TO DO: Quote every line below exactly as it reads.

INFORMATION GIVEN:

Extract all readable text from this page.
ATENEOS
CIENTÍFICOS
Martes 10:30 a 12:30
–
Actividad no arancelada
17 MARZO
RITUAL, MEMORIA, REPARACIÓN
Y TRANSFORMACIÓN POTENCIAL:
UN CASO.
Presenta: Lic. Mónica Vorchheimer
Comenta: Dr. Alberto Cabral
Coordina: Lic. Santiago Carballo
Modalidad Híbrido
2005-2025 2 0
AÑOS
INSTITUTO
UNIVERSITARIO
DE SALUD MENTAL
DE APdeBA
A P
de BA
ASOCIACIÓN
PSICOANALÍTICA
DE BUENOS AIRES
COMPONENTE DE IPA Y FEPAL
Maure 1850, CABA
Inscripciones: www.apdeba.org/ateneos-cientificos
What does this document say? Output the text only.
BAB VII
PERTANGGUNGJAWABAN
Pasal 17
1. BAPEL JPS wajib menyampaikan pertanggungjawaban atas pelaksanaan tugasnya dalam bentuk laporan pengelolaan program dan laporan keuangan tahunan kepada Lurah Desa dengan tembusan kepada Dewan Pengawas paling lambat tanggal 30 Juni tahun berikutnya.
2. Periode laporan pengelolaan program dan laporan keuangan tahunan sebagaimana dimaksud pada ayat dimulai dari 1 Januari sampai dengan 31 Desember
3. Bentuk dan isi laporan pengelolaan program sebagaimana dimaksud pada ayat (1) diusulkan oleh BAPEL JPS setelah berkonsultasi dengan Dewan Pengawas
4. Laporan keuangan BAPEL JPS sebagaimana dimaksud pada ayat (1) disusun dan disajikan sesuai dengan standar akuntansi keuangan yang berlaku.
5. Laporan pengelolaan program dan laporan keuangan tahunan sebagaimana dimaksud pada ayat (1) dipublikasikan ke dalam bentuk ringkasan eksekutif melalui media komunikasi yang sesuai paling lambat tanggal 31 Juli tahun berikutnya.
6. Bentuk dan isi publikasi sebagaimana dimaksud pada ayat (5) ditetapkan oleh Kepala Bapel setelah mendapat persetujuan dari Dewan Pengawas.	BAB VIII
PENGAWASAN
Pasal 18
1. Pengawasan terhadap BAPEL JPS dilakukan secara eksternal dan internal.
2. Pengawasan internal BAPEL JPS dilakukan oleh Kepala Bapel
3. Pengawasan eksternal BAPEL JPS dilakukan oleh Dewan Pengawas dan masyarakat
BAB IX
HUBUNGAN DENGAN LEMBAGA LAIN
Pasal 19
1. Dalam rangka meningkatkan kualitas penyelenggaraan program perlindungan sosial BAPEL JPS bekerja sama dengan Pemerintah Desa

ANSWER BELOW:
Extract all readable text from this page.
ATENEOS
CIENTÍFICOS
Martes 10:30 a 12:30
–
Actividad no arancelada
17 MARZO
RITUAL, MEMORIA, REPARACIÓN
Y TRANSFORMACIÓN POTENCIAL:
UN CASO.
Presenta: Lic. Mónica Vorchheimer
Comenta: Dr. Alberto Cabral
Coordina: Lic. Santiago Carballo
Modalidad Híbrido
2005-2025 2 0
AÑOS
INSTITUTO
UNIVERSITARIO
DE SALUD MENTAL
DE APdeBA
A P
de BA
ASOCIACIÓN
PSICOANALÍTICA
DE BUENOS AIRES
COMPONENTE DE IPA Y FEPAL
Maure 1850, CABA
Inscripciones: www.apdeba.org/ateneos-cientificos
What does this document say? Output the text only.
BAB VII
PERTANGGUNGJAWABAN
Pasal 17
1. BAPEL JPS wajib menyampaikan pertanggungjawaban atas pelaksanaan tugasnya dalam bentuk laporan pengelolaan program dan laporan keuangan tahunan kepada Lurah Desa dengan tembusan kepada Dewan Pengawas paling lambat tanggal 30 Juni tahun berikutnya.
2. Periode laporan pengelolaan program dan laporan keuangan tahunan sebagaimana dimaksud pada ayat dimulai dari 1 Januari sampai dengan 31 Desember
3. Bentuk dan isi laporan pengelolaan program sebagaimana dimaksud pada ayat (1) diusulkan oleh BAPEL JPS setelah berkonsultasi dengan Dewan Pengawas
4. Laporan keuangan BAPEL JPS sebagaimana dimaksud pada ayat (1) disusun dan disajikan sesuai dengan standar akuntansi keuangan yang berlaku.
5. Laporan pengelolaan program dan laporan keuangan tahunan sebagaimana dimaksud pada ayat (1) dipublikasikan ke dalam bentuk ringkasan eksekutif melalui media komunikasi yang sesuai paling lambat tanggal 31 Juli tahun berikutnya.
6. Bentuk dan isi publikasi sebagaimana dimaksud pada ayat (5) ditetapkan oleh Kepala Bapel setelah mendapat persetujuan dari Dewan Pengawas.	BAB VIII
PENGAWASAN
Pasal 18
1. Pengawasan terhadap BAPEL JPS dilakukan secara eksternal dan internal.
2. Pengawasan internal BAPEL JPS dilakukan oleh Kepala Bapel
3. Pengawasan eksternal BAPEL JPS dilakukan oleh Dewan Pengawas dan masyarakat
BAB IX
HUBUNGAN DENGAN LEMBAGA LAIN
Pasal 19
1. Dalam rangka meningkatkan kualitas penyelenggaraan program perlindungan sosial BAPEL JPS bekerja sama dengan Pemerintah Desa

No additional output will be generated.